_Recorded data_.
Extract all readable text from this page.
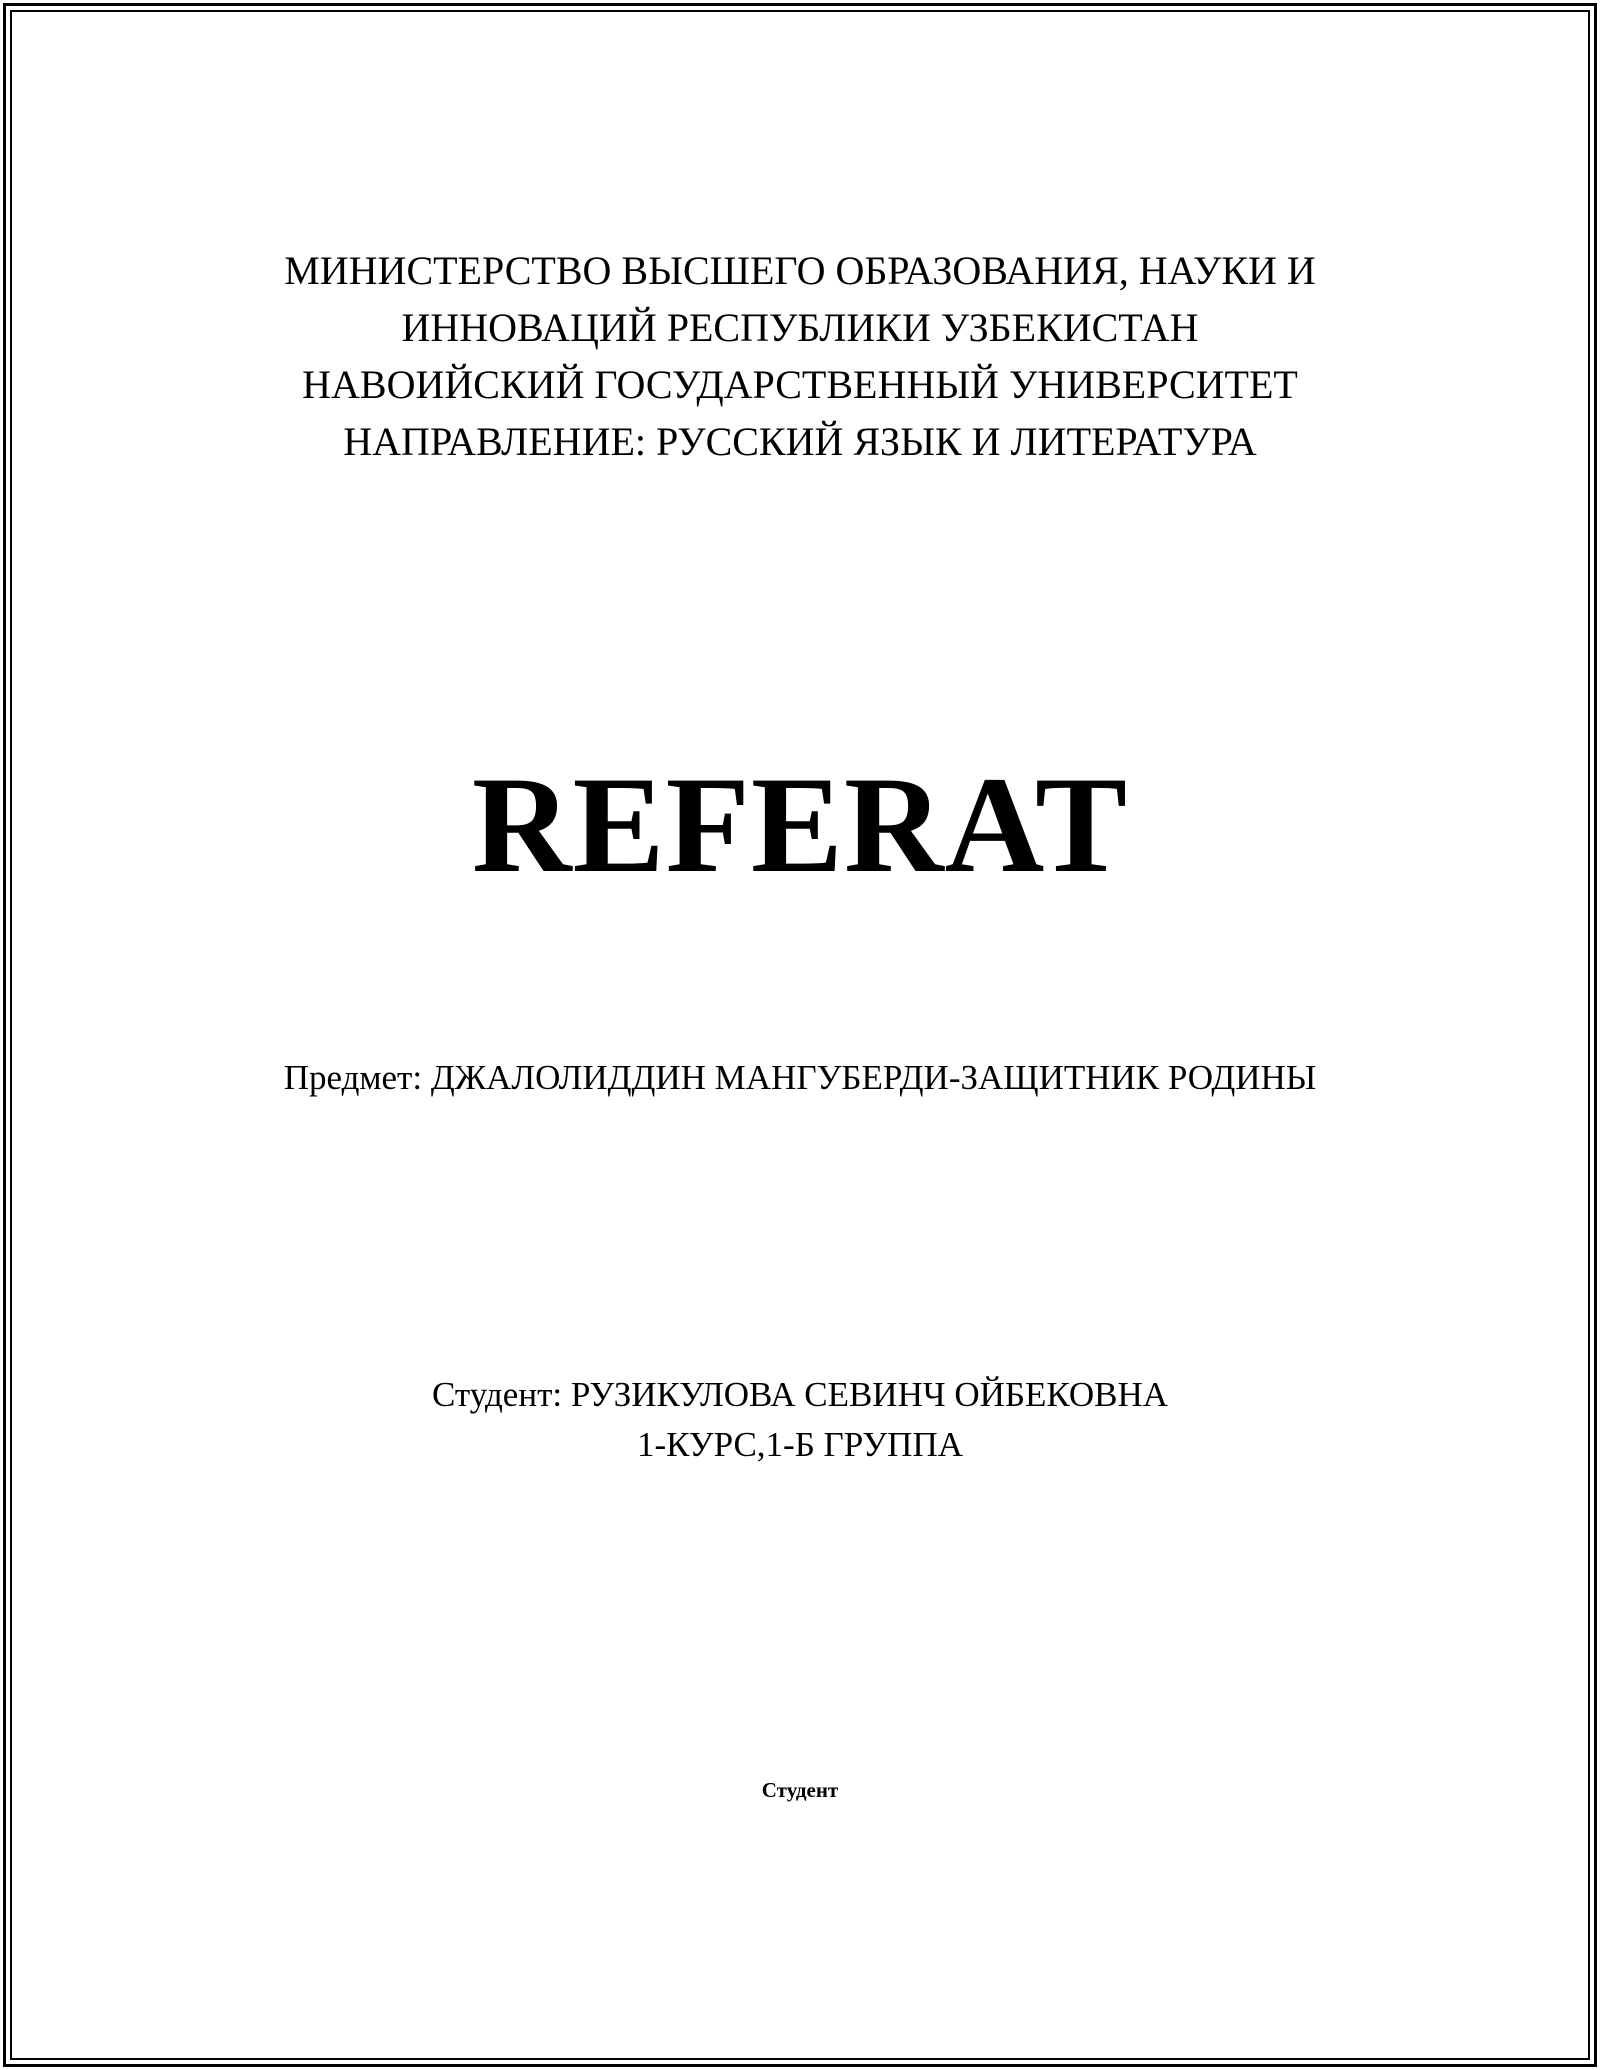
МИНИСТЕРСТВО ВЫСШЕГО ОБРАЗОВАНИЯ, НАУКИ И
ИННОВАЦИЙ РЕСПУБЛИКИ УЗБЕКИСТАН
НАВОИЙСКИЙ ГОСУДАРСТВЕННЫЙ УНИВЕРСИТЕТ
НАПРАВЛЕНИЕ: РУССКИЙ ЯЗЫК И ЛИТЕРАТУРА
REFERAT
Предмет: ДЖАЛОЛИДДИН МАНГУБЕРДИ-ЗАЩИТНИК РОДИНЫ
Студент: РУЗИКУЛОВА СЕВИНЧ ОЙБЕКОВНА
1-КУРС,1-Б ГРУППА
Студент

_Task objective_.
Skip the pictures and transcribe the rest of the records exactly.

_Finished answer_.
Extract all readable text from this page.
МИНИСТЕРСТВО ВЫСШЕГО ОБРАЗОВАНИЯ, НАУКИ И
ИННОВАЦИЙ РЕСПУБЛИКИ УЗБЕКИСТАН
НАВОИЙСКИЙ ГОСУДАРСТВЕННЫЙ УНИВЕРСИТЕТ
НАПРАВЛЕНИЕ: РУССКИЙ ЯЗЫК И ЛИТЕРАТУРА
REFERAT
Предмет: ДЖАЛОЛИДДИН МАНГУБЕРДИ-ЗАЩИТНИК РОДИНЫ
Студент: РУЗИКУЛОВА СЕВИНЧ ОЙБЕКОВНА
1-КУРС,1-Б ГРУППА
Студент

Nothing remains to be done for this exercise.